**Exercise description**.
Gather each line of the records where "methods" appears.

**Working data**.

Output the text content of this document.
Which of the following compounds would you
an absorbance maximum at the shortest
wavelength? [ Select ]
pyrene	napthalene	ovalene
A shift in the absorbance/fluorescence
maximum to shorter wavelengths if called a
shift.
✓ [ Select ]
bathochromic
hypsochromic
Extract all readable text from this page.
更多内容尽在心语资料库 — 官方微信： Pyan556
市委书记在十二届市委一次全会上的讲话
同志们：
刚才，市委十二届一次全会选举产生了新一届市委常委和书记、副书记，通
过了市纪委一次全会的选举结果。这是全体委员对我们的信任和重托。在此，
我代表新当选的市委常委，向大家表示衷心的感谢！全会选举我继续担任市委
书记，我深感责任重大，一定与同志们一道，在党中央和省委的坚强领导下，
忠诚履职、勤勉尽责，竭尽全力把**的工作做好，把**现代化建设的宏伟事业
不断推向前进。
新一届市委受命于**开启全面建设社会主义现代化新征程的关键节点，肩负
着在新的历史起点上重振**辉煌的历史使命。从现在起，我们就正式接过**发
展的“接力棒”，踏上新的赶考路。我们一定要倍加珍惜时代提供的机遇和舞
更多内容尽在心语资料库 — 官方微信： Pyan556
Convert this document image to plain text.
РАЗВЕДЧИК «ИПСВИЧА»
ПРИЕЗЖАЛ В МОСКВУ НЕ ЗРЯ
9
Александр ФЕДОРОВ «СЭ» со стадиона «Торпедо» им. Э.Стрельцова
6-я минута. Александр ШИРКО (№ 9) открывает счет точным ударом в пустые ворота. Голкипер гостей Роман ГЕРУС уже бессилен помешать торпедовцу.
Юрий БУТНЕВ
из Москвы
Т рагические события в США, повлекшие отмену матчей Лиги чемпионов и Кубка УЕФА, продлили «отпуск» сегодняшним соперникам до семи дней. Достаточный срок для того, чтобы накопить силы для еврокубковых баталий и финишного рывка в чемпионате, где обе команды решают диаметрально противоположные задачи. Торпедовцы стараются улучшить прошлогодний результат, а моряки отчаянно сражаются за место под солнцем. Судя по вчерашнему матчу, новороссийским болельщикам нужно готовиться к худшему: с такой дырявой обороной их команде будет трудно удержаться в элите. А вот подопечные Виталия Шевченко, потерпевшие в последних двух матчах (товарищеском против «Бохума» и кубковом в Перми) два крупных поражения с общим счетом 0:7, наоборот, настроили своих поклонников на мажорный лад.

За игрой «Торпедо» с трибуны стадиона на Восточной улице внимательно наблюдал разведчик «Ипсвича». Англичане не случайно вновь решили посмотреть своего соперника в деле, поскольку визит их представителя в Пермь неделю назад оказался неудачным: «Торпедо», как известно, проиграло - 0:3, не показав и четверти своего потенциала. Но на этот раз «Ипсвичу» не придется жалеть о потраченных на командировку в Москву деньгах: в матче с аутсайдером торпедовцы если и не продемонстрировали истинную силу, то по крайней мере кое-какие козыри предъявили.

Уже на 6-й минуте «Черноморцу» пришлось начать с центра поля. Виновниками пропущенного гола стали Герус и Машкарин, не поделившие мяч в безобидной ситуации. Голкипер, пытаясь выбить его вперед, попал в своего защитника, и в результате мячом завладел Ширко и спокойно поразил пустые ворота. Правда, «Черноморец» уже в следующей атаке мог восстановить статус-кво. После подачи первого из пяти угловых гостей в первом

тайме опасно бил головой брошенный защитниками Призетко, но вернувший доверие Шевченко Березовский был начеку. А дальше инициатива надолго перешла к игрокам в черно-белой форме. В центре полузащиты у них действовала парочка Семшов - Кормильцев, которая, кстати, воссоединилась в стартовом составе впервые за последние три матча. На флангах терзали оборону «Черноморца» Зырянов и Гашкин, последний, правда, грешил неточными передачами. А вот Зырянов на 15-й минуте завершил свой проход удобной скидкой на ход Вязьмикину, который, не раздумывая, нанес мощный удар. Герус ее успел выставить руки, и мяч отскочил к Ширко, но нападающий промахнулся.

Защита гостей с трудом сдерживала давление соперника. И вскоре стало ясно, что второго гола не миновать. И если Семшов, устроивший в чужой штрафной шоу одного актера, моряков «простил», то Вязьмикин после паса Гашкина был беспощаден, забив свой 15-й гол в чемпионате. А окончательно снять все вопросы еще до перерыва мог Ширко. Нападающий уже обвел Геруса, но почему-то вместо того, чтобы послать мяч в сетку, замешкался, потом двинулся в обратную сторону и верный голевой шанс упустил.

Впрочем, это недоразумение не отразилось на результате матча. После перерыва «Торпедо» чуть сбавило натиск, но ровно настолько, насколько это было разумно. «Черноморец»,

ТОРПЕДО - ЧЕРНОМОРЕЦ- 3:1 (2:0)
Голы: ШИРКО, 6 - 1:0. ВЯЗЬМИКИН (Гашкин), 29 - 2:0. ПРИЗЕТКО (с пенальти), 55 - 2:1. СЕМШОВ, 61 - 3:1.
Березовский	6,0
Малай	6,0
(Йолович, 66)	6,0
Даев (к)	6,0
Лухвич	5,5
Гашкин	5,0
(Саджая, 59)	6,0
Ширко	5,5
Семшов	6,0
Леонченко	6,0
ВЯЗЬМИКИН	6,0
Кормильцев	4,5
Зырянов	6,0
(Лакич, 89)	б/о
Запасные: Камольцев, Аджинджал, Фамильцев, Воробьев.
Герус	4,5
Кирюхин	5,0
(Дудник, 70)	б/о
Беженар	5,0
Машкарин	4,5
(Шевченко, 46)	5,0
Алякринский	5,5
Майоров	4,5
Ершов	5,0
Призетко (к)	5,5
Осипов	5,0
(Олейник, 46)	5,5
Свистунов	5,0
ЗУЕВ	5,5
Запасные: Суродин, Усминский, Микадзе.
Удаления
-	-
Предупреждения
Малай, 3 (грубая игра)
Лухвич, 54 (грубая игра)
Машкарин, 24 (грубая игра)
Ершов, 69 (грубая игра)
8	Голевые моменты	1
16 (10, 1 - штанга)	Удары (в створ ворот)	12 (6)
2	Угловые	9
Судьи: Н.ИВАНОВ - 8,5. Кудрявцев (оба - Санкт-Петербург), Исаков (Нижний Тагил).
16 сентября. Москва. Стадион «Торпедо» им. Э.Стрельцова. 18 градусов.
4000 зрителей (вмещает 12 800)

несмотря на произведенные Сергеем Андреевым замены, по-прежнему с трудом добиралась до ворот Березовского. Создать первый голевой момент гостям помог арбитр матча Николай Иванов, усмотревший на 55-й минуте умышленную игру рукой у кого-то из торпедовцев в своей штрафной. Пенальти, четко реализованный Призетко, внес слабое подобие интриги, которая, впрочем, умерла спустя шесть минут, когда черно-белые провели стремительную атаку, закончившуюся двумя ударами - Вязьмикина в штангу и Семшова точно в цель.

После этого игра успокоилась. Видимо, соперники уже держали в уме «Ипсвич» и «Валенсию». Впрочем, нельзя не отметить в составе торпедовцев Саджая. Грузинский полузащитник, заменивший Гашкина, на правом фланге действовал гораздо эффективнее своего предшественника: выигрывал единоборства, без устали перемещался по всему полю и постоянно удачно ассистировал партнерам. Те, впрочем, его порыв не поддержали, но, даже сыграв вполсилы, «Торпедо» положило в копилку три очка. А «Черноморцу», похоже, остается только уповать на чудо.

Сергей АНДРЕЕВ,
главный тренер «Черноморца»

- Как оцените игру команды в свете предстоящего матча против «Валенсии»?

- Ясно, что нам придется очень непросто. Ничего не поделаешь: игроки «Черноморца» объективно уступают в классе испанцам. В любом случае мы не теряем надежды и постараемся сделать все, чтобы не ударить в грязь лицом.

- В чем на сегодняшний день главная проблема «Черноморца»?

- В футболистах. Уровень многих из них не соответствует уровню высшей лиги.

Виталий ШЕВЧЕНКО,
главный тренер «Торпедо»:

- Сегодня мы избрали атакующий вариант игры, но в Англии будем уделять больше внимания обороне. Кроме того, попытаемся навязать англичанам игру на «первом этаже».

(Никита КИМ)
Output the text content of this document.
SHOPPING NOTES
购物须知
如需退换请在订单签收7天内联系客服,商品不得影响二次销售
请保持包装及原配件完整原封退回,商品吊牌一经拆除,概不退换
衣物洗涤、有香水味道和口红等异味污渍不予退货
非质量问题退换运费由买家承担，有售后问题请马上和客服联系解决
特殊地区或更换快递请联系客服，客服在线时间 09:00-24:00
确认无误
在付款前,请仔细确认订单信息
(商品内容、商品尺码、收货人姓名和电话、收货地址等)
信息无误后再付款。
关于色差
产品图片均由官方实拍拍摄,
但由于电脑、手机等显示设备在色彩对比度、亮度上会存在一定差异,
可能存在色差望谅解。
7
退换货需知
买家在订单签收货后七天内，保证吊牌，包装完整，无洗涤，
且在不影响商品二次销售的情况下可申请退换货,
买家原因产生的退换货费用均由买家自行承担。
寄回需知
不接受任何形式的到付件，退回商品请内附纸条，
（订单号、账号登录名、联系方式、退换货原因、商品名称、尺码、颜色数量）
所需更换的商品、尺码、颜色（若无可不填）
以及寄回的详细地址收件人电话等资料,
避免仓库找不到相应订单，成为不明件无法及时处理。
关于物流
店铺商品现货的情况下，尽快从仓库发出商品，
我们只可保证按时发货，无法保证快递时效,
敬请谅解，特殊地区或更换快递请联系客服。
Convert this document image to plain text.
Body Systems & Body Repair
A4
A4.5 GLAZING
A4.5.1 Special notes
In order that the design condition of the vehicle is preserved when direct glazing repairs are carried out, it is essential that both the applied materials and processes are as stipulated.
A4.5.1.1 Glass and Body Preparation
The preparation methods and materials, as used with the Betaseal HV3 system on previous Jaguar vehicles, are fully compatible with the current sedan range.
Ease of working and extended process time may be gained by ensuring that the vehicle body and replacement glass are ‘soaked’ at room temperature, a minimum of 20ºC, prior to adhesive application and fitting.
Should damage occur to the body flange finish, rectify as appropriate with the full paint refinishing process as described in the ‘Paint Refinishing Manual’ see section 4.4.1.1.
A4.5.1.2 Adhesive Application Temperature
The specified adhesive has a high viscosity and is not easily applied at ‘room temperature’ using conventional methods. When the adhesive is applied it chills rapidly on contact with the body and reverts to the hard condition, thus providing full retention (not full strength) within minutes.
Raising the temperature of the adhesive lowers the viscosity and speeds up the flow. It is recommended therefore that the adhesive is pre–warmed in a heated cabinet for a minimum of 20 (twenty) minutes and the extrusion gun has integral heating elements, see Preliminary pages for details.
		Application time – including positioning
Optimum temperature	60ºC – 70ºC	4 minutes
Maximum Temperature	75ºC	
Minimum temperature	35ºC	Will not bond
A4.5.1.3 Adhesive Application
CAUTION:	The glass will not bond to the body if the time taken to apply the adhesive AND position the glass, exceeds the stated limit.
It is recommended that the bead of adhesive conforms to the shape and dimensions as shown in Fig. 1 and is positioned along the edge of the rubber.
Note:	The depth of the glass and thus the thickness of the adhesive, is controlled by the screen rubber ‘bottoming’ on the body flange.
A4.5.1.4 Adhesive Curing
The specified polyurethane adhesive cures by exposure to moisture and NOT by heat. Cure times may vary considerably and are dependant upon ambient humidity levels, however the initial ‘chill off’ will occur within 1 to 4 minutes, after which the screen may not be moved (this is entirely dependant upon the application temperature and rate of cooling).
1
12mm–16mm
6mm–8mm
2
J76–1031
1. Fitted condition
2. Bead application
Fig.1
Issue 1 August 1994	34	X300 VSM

**Expected answer**.
The preparation methods and materials, as used with the Betaseal HV3 system on previous Jaguar vehicles, are fully compatible with the current sedan range.
The specified adhesive has a high viscosity and is not easily applied at ‘room temperature’ using conventional methods. When the adhesive is applied it chills rapidly on contact with the body and reverts to the hard condition, thus providing full retention (not full strength) within minutes.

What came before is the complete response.